**The problem:** Scan the material and copy every line in which "bashrc" appears.

**Input:**

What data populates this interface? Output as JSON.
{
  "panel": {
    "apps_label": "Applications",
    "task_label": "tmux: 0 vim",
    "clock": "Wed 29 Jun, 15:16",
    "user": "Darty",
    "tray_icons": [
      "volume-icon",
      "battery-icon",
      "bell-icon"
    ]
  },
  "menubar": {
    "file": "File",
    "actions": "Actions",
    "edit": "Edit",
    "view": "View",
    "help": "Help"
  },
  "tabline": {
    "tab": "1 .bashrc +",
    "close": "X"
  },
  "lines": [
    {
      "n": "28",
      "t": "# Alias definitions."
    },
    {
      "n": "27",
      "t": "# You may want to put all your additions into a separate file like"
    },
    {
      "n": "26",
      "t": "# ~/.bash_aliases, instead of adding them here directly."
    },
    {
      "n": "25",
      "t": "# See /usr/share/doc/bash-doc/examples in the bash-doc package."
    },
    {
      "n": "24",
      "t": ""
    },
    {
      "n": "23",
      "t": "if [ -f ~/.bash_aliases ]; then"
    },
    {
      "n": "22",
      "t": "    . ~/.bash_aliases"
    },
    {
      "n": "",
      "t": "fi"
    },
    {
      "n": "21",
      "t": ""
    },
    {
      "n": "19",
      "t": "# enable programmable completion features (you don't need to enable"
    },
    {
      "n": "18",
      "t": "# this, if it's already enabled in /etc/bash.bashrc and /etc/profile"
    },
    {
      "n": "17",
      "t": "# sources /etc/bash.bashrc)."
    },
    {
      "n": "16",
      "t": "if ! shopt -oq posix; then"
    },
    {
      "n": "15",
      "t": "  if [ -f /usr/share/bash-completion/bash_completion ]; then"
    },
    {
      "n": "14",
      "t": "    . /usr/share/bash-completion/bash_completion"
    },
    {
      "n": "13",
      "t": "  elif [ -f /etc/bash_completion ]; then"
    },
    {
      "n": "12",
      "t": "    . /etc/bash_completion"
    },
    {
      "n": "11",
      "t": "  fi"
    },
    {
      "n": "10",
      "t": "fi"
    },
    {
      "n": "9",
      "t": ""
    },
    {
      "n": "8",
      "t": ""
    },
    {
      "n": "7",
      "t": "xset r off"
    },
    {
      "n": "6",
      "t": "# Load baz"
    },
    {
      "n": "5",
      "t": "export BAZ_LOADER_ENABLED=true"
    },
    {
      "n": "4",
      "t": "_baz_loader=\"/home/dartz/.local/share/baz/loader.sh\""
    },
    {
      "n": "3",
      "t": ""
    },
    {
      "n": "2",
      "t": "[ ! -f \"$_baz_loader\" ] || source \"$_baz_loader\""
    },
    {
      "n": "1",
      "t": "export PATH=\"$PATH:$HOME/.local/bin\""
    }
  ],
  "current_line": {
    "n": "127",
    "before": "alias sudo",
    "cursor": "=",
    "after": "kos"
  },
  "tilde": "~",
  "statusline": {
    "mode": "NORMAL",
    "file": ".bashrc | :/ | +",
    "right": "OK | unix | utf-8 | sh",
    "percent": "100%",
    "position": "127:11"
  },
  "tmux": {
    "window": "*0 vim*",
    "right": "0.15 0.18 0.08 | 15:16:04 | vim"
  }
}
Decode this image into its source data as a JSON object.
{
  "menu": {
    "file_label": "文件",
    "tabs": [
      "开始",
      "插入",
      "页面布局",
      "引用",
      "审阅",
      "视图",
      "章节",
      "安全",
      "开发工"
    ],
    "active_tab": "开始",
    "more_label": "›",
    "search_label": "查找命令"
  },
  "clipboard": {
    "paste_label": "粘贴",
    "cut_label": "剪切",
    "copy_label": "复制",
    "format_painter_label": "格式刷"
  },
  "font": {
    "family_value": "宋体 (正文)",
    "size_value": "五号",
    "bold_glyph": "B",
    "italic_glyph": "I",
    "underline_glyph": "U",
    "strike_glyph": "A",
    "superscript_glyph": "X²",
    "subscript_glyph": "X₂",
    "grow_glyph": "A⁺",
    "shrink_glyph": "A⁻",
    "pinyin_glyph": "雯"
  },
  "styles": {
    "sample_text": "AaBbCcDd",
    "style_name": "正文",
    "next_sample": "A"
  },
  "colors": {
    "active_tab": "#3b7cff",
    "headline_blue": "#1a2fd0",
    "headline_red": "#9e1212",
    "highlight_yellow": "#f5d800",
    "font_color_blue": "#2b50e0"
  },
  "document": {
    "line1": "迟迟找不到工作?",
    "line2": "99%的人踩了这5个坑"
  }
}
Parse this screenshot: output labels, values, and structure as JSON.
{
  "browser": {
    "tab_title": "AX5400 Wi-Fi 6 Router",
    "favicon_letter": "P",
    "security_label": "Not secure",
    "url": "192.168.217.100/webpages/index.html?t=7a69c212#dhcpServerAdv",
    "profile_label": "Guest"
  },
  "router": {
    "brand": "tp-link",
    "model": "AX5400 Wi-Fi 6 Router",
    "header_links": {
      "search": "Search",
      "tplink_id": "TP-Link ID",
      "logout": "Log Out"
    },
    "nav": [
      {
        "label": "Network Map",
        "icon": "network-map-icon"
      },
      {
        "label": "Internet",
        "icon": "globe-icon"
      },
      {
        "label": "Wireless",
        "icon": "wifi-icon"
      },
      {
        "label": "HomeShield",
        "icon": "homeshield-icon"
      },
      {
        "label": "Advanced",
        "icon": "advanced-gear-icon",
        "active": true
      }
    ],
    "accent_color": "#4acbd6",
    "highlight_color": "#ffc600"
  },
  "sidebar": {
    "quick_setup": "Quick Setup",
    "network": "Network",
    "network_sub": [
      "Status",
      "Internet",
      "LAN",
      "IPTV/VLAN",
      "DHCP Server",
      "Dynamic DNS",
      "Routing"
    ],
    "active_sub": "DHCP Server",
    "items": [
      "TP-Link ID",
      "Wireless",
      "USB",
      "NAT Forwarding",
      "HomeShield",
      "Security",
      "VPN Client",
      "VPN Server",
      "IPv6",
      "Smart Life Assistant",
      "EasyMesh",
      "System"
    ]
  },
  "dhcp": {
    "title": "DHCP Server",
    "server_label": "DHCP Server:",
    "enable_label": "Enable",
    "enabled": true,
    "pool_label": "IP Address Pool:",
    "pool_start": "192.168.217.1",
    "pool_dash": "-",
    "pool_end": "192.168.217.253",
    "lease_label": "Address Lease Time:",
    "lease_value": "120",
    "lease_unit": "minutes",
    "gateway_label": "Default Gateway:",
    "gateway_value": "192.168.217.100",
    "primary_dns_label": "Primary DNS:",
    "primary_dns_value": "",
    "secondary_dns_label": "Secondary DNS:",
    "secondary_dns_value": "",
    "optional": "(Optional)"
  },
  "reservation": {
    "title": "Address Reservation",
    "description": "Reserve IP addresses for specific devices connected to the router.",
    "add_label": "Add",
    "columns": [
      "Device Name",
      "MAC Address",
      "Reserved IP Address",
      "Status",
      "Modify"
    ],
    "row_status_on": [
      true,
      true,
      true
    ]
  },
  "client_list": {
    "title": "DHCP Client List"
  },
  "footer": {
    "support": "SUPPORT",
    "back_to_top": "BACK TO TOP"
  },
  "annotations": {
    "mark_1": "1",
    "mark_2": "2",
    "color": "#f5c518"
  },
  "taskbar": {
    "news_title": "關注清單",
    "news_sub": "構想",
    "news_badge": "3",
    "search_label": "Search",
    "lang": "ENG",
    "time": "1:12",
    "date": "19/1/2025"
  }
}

**Correct output:**
    "tab": "1 .bashrc +",
      "t": "# this, if it's already enabled in /etc/bash.bashrc and /etc/profile"
      "t": "# sources /etc/bash.bashrc)."
    "file": ".bashrc | :/ | +",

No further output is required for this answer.